MATERIAL PROVIDED ->
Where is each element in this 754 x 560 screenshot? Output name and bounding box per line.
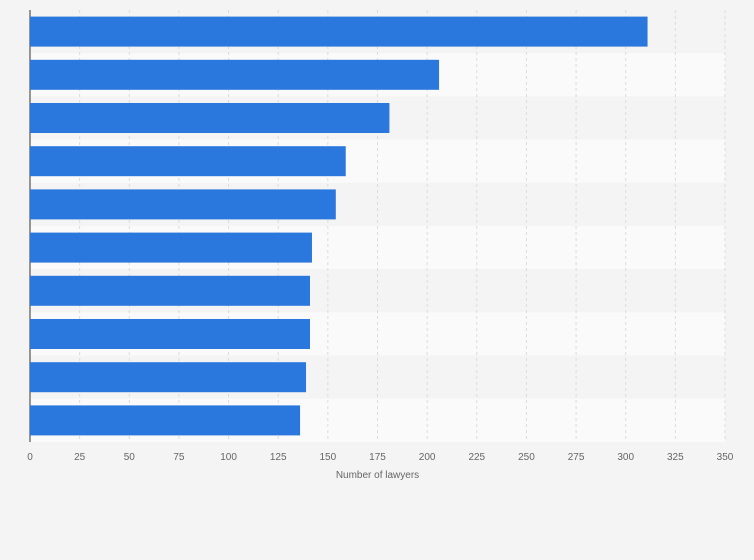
x-tick-label: 75 <box>173 452 185 463</box>
x-tick-label: 325 <box>667 452 684 463</box>
x-tick-label: 300 <box>617 452 634 463</box>
bar <box>30 103 390 133</box>
x-tick-label: 50 <box>124 452 136 463</box>
bar <box>30 362 307 393</box>
x-tick-labels: 0 25 50 75 100 125 150 175 200 225 250 275 300 325 350 <box>27 452 734 463</box>
x-tick-label: 175 <box>369 452 386 463</box>
x-tick-label: 125 <box>270 452 287 463</box>
x-tick-label: 100 <box>220 452 237 463</box>
bar <box>30 146 346 177</box>
x-tick-label: 225 <box>468 452 485 463</box>
bar <box>30 59 440 90</box>
x-tick-label: 350 <box>717 452 734 463</box>
bar <box>30 232 312 263</box>
bar <box>30 275 310 306</box>
x-tick-label: 250 <box>518 452 535 463</box>
bar <box>30 405 301 436</box>
x-axis-title: Number of lawyers <box>336 470 419 481</box>
x-tick-label: 25 <box>74 452 86 463</box>
bars <box>30 16 648 436</box>
x-tick-label: 200 <box>419 452 436 463</box>
x-tick-label: 275 <box>568 452 585 463</box>
bar <box>30 189 336 220</box>
bar <box>30 319 310 349</box>
x-tick-label: 150 <box>320 452 337 463</box>
x-tick-label: 0 <box>27 452 33 463</box>
bar <box>30 16 648 47</box>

THE EXERCISE -> Copy out the lines in the records above exactly, from the line containing "x-tick-label: 75 <box>173 452 185 463</box>" through the line containing "x-tick-label: 200 <box>419 452 436 463</box>", with both of those lines included.

COMPLETE ANSWER ->
x-tick-label: 75 <box>173 452 185 463</box>
x-tick-label: 325 <box>667 452 684 463</box>
x-tick-label: 300 <box>617 452 634 463</box>
bar <box>30 103 390 133</box>
x-tick-label: 50 <box>124 452 136 463</box>
bar <box>30 362 307 393</box>
x-tick-labels: 0 25 50 75 100 125 150 175 200 225 250 275 300 325 350 <box>27 452 734 463</box>
x-tick-label: 175 <box>369 452 386 463</box>
x-tick-label: 125 <box>270 452 287 463</box>
x-tick-label: 100 <box>220 452 237 463</box>
bar <box>30 146 346 177</box>
x-tick-label: 225 <box>468 452 485 463</box>
bar <box>30 59 440 90</box>
x-tick-label: 350 <box>717 452 734 463</box>
bar <box>30 232 312 263</box>
bar <box>30 275 310 306</box>
x-tick-label: 250 <box>518 452 535 463</box>
bar <box>30 405 301 436</box>
x-axis-title: Number of lawyers <box>336 470 419 481</box>
x-tick-label: 25 <box>74 452 86 463</box>
bars <box>30 16 648 436</box>
x-tick-label: 200 <box>419 452 436 463</box>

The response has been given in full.